§ Articolo
»»

Perché è importante firmare?
Ho deciso di firmare innanzitutto perché non sono mai stata d'accordo con il Jobs Act, tra l'altro voluto fortemente dal governo Renzi, quindi da un governo di centro-sinistra. Il Jobs Act ha cercato di rendere più flessibile il mercato del lavoro, ma credo che lo abbia fatto soltanto a danno delle lavoratrici e dei lavoratori. Per questo condivido in pieno i quesiti proposti dalla Cgil. Pensiamo a quello che pone un tetto ai contratti a tempo determinato, o alla possibilità che è stata data al datore di lavoro di licenziare di fatto senza giusta causa e soprattutto di aver nella sostanza rimosso la possibilità del reintegro, a fronte di un risarcimento che può risultare anche insufficiente. Io trovo che tutto ciò non sia proprio tollerabile, e firmo in maniera convinta perché penso che il lavoro sia la questione centrale in questo paese da sempre. Con il Jobs Act la situazione si è aggravata moltissimo, e con l’attuale governo il precariato continua a crescere, così come il lavoro povero. E invece abbiamo bisogno di regole chiare e di tutele e diritti per tutti. Credo che questo referendum sia un contributo necessario per opporsi alla precarizzazione del lavoro e alle tutele del lavoratore.
Dalle sue parole traspare una forza enorme, che è importante trasmettere a tutti quelli che devono ancora sottoscrivere i quesiti. Soprattutto perché il referendum è ancora uno strumento fondamentale di partecipazione democratica...
Grazie ai referendum abbiamo combattuto e vinto battaglie civili come quelle sull’aborto e sul divorzio. Ora abbiamo di fronte a noi altre sfide, come quelle sul lavoro, sul premierato, sull’autonomia differenziata. L’attacco alla nostra Costituzione è evidente ed è urgente per noi cittadine e cittadini riappropriarci della possibilità di esprimerci su delle questioni così importanti, e che ci riguardano tutti. Il lavoro, le tutele, non hanno età, non hanno genere, non hanno colore. Credo anche che debba cambiare la cultura imprenditoriale nel nostro paese, perché si arrivi a offrire solo contratti dignitosi. Oggi viviamo in una melma di contratti, ci affoghiamo dentro, sono tantissimi: nemmeno mi ricordo più quanti. Una quantità di forme contrattuali dove l'una nega l'altra che sostituisce l'altra ancora. Persino la contrattazione va quasi in subappalto. Non so come dire. E questo secondo me impedisce la chiarezza, che è fondamentale. Che sia piccola o grande, sopra o sotto i quindici dipendenti, in un’azienda ci vuole rispetto, umanità, rapporti di lavoro dignitosi. A volte nelle grandi imprese il sindacato è più forte, a maggior ragione è doveroso che la legge intervenga a rafforzare le tutele anche per quel che riguarda le realtà più piccole.

««

§ Consegna
Elenca le nuove sfide che, secondo l'articolo sul referendum, abbiamo ora di fronte.

§ Insieme di dati
»»

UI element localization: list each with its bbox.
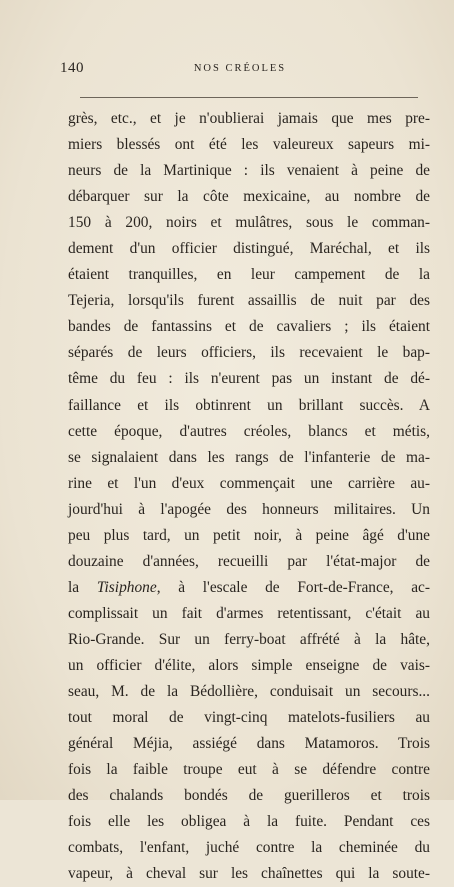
text-line: étaient tranquilles, en leur campement de la (68, 266, 430, 284)
text-line: cette époque, d'autres créoles, blancs et métis, (68, 422, 430, 440)
header-rule (80, 97, 418, 98)
text-line: neurs de la Martinique : ils venaient à peine de (68, 162, 430, 180)
text-line: des chalands bondés de guerilleros et trois (68, 787, 430, 805)
text-line: bandes de fantassins et de cavaliers ; ils étaient (68, 318, 430, 336)
running-head: NOS CRÉOLES (193, 63, 287, 74)
text-line: séparés de leurs officiers, ils recevaient le bap- (68, 344, 430, 362)
text-line: 150 à 200, noirs et mulâtres, sous le comman- (68, 214, 430, 232)
text-run: , à l'escale de Fort-de-France, ac- (156, 578, 430, 596)
text-line: jourd'hui à l'apogée des honneurs militaires. Un (68, 500, 430, 518)
text-line: tême du feu : ils n'eurent pas un instant de dé- (68, 370, 430, 388)
text-line: douzaine d'années, recueilli par l'état-major de (68, 552, 430, 570)
text-line: grès, etc., et je n'oublierai jamais que mes pre- (68, 110, 430, 127)
text-line: combats, l'enfant, juché contre la cheminée du (68, 839, 430, 857)
text-line: débarquer sur la côte mexicaine, au nombre de (68, 188, 430, 206)
text-line: fois la faible troupe eut à se défendre contre (68, 761, 430, 779)
text-line (68, 575, 430, 601)
text-line: peu plus tard, un petit noir, à peine âgé d'une (68, 526, 430, 544)
text-line: faillance et ils obtinrent un brillant succès. A (68, 396, 430, 414)
text-line: se signalaient dans les rangs de l'infanterie de ma- (68, 448, 430, 466)
text-line: vapeur, à cheval sur les chaînettes qui la soute- (68, 865, 430, 883)
text-line: miers blessés ont été les valeureux sapeurs mi- (68, 136, 430, 154)
text-line: fois elle les obligea à la fuite. Pendant ces (68, 813, 430, 831)
body-text (68, 106, 430, 887)
text-line: dement d'un officier distingué, Maréchal, et ils (68, 240, 430, 258)
text-run: la (68, 578, 97, 596)
page-header (60, 60, 420, 82)
text-line: un officier d'élite, alors simple enseigne de vais- (68, 656, 430, 674)
text-line: rine et l'un d'eux commençait une carrière au- (68, 474, 430, 492)
text-line: seau, M. de la Bédollière, conduisait un secours... (68, 683, 430, 701)
text-line: tout moral de vingt-cinq matelots-fusiliers au (68, 709, 430, 727)
text-line: complissait un fait d'armes retentissant, c'était au (68, 604, 430, 622)
text-line: Rio-Grande. Sur un ferry-boat affrété à la hâte, (68, 630, 430, 648)
text-line: Tejeria, lorsqu'ils furent assaillis de nuit par des (68, 292, 430, 310)
ship-name-italic: Tisiphone (96, 578, 157, 596)
page-number: 140 (60, 60, 84, 76)
text-line: général Méjia, assiégé dans Matamoros. Trois (68, 735, 430, 753)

««

§ Risposta
- il lavoro
- il premierato
- l'autonomia differenziata